==== RECORDS SHOWN ====

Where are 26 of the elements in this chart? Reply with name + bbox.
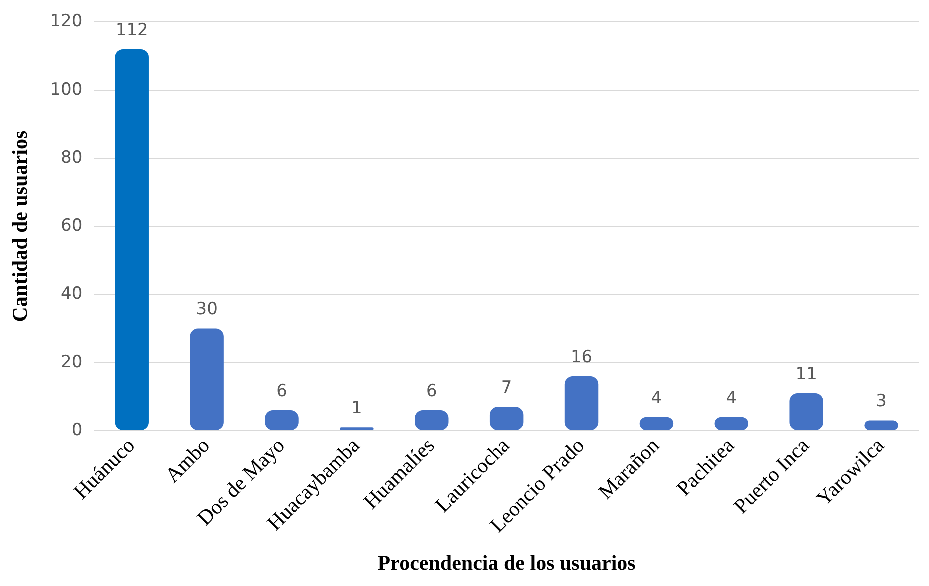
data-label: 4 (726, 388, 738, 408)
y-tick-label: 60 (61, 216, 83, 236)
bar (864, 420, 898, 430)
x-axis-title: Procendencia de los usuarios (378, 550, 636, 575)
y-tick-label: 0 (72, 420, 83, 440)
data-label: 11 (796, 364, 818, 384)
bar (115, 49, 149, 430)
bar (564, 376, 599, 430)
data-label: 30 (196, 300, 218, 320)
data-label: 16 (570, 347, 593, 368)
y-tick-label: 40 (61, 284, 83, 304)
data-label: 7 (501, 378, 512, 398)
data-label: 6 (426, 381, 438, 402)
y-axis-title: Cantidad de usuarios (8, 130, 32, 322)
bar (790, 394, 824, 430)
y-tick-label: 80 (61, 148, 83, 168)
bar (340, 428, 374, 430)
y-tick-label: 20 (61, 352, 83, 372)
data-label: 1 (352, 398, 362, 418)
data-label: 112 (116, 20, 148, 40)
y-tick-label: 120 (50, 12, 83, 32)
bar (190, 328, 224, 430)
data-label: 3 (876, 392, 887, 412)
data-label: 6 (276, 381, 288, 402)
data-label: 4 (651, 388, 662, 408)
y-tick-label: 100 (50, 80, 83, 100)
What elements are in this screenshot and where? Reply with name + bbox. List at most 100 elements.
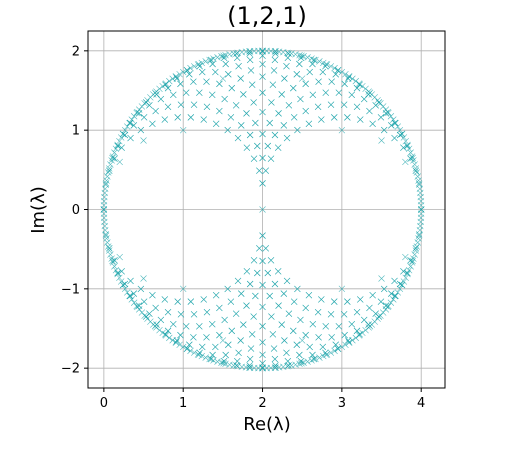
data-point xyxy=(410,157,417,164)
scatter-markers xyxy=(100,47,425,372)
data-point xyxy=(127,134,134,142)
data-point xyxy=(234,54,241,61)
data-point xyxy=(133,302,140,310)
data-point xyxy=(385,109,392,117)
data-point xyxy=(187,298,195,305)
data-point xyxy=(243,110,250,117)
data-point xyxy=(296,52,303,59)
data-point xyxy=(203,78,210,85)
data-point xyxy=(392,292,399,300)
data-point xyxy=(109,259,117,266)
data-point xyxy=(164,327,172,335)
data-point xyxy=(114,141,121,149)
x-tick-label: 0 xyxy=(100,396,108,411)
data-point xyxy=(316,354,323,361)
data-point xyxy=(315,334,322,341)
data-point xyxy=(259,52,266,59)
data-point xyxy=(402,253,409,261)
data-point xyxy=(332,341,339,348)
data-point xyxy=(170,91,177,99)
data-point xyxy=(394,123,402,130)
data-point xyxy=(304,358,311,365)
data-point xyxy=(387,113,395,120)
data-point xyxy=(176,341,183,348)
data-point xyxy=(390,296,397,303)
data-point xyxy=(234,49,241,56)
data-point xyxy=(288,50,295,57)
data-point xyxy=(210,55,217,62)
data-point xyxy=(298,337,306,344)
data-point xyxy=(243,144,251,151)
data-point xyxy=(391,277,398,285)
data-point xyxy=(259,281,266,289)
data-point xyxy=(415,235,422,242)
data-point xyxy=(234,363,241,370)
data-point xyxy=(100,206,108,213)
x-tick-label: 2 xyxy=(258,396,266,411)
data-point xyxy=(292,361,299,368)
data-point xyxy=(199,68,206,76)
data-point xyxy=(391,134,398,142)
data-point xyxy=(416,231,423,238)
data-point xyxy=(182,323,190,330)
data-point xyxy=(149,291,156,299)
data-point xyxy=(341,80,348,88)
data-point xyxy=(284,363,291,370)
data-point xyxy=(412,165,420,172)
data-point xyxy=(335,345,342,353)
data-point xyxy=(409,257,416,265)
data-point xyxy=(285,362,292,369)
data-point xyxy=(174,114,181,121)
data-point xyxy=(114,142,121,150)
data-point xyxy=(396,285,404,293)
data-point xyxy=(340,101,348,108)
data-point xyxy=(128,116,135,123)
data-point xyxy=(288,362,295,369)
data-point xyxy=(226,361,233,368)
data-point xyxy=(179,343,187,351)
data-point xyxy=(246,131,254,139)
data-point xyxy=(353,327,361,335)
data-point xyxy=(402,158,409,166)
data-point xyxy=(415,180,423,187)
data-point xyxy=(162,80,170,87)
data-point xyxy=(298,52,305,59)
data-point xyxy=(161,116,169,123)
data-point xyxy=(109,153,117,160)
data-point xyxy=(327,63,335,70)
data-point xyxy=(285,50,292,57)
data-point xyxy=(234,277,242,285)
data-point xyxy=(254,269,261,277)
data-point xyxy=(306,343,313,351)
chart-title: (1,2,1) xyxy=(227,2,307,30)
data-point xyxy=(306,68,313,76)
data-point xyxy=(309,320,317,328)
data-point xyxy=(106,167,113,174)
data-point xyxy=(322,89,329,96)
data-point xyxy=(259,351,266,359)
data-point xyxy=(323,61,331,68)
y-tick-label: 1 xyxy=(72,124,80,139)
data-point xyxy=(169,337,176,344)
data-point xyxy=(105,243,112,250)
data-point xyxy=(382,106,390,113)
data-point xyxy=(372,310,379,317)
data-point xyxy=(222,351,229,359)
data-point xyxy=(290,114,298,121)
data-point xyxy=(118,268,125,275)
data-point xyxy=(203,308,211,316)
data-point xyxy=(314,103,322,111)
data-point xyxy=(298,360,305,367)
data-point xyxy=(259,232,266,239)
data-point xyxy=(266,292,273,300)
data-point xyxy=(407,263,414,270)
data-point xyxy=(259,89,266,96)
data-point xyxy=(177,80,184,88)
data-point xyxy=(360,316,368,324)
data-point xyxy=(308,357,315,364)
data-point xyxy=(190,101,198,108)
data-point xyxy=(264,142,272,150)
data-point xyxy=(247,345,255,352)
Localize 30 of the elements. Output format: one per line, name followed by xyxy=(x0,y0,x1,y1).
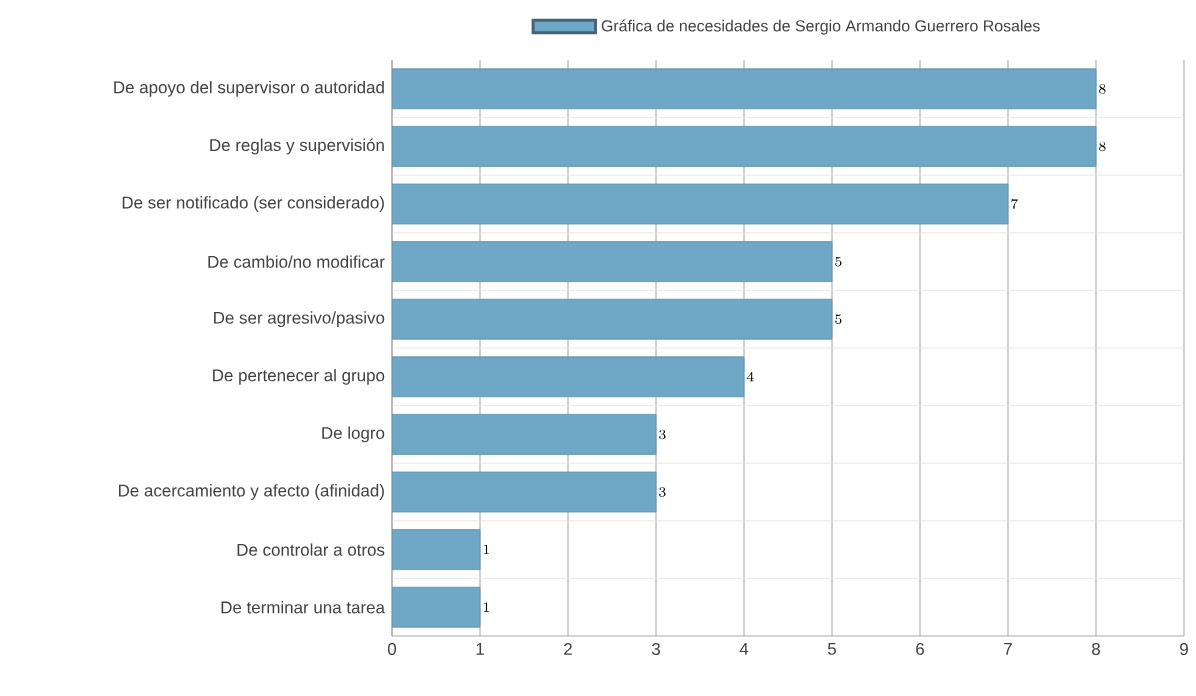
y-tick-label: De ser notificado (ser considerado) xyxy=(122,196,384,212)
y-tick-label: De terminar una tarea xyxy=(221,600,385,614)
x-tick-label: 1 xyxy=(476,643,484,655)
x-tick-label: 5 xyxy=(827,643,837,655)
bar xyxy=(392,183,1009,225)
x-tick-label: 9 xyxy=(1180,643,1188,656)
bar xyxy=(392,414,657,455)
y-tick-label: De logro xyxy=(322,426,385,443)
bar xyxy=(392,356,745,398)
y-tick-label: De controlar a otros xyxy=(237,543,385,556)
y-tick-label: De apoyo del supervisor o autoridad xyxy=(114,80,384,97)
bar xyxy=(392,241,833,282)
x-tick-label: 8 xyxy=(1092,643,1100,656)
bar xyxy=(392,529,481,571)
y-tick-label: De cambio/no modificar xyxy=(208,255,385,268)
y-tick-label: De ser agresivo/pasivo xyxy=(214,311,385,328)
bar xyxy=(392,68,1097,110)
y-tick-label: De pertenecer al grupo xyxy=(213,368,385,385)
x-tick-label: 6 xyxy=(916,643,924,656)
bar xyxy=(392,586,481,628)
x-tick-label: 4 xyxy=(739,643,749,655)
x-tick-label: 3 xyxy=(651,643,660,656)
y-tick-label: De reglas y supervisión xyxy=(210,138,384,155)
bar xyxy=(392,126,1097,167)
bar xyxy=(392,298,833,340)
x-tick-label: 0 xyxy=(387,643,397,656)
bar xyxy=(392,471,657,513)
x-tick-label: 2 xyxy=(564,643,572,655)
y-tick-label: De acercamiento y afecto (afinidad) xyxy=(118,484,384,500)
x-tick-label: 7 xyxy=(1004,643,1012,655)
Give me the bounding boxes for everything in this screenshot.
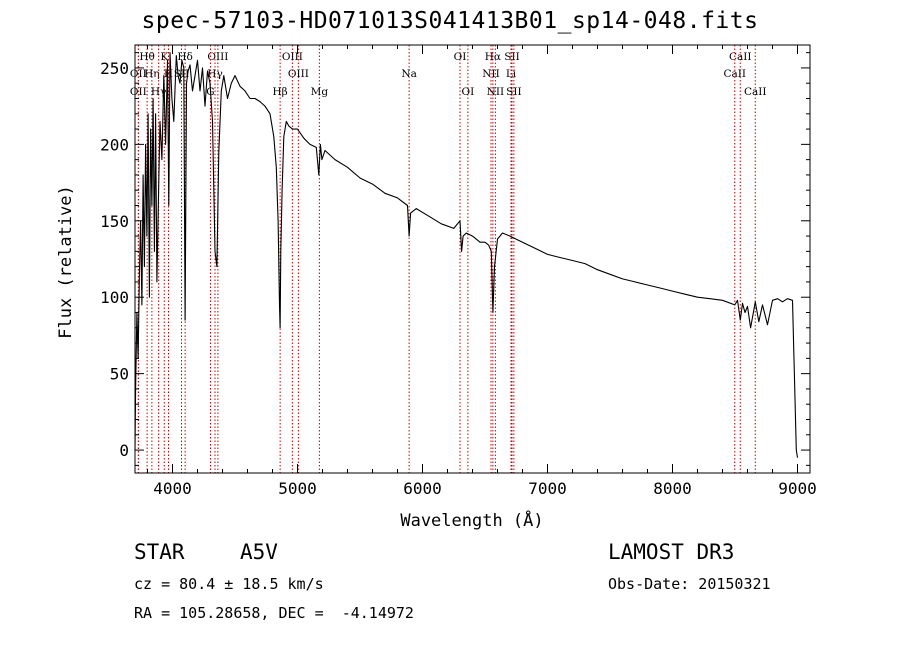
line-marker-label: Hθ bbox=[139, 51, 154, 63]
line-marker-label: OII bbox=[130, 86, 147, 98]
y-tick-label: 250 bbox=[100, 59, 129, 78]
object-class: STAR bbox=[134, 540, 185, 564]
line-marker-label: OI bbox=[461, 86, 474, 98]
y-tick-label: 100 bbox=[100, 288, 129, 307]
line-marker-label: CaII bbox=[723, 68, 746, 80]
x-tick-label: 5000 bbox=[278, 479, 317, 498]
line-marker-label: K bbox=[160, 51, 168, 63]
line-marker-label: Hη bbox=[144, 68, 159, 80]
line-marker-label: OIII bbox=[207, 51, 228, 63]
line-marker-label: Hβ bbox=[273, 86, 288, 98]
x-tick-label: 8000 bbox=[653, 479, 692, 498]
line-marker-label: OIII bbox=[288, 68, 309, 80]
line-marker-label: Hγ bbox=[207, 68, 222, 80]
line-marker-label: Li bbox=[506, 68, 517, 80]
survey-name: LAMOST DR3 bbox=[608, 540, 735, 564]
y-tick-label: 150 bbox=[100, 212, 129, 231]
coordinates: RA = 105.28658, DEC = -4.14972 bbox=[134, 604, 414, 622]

====

◆ PROBLEM TO SOLVE ◆
Retype the lines of the items, beginning at the line that has "data-point xyxy=(410,157,417,164)" and stopping after the line that has "data-point xyxy=(176,341,183,348)".

◆ RESPONSE ◆
data-point xyxy=(410,157,417,164)
scatter-markers xyxy=(100,47,425,372)
data-point xyxy=(127,134,134,142)
data-point xyxy=(234,54,241,61)
data-point xyxy=(133,302,140,310)
data-point xyxy=(385,109,392,117)
data-point xyxy=(187,298,195,305)
data-point xyxy=(243,110,250,117)
data-point xyxy=(296,52,303,59)
data-point xyxy=(203,78,210,85)
data-point xyxy=(392,292,399,300)
data-point xyxy=(109,259,117,266)
data-point xyxy=(164,327,172,335)
data-point xyxy=(114,141,121,149)
x-tick-label: 0 xyxy=(100,396,108,411)
data-point xyxy=(316,354,323,361)
data-point xyxy=(315,334,322,341)
data-point xyxy=(259,52,266,59)
data-point xyxy=(402,253,409,261)
data-point xyxy=(332,341,339,348)
data-point xyxy=(170,91,177,99)
data-point xyxy=(394,123,402,130)
data-point xyxy=(304,358,311,365)
data-point xyxy=(387,113,395,120)
data-point xyxy=(176,341,183,348)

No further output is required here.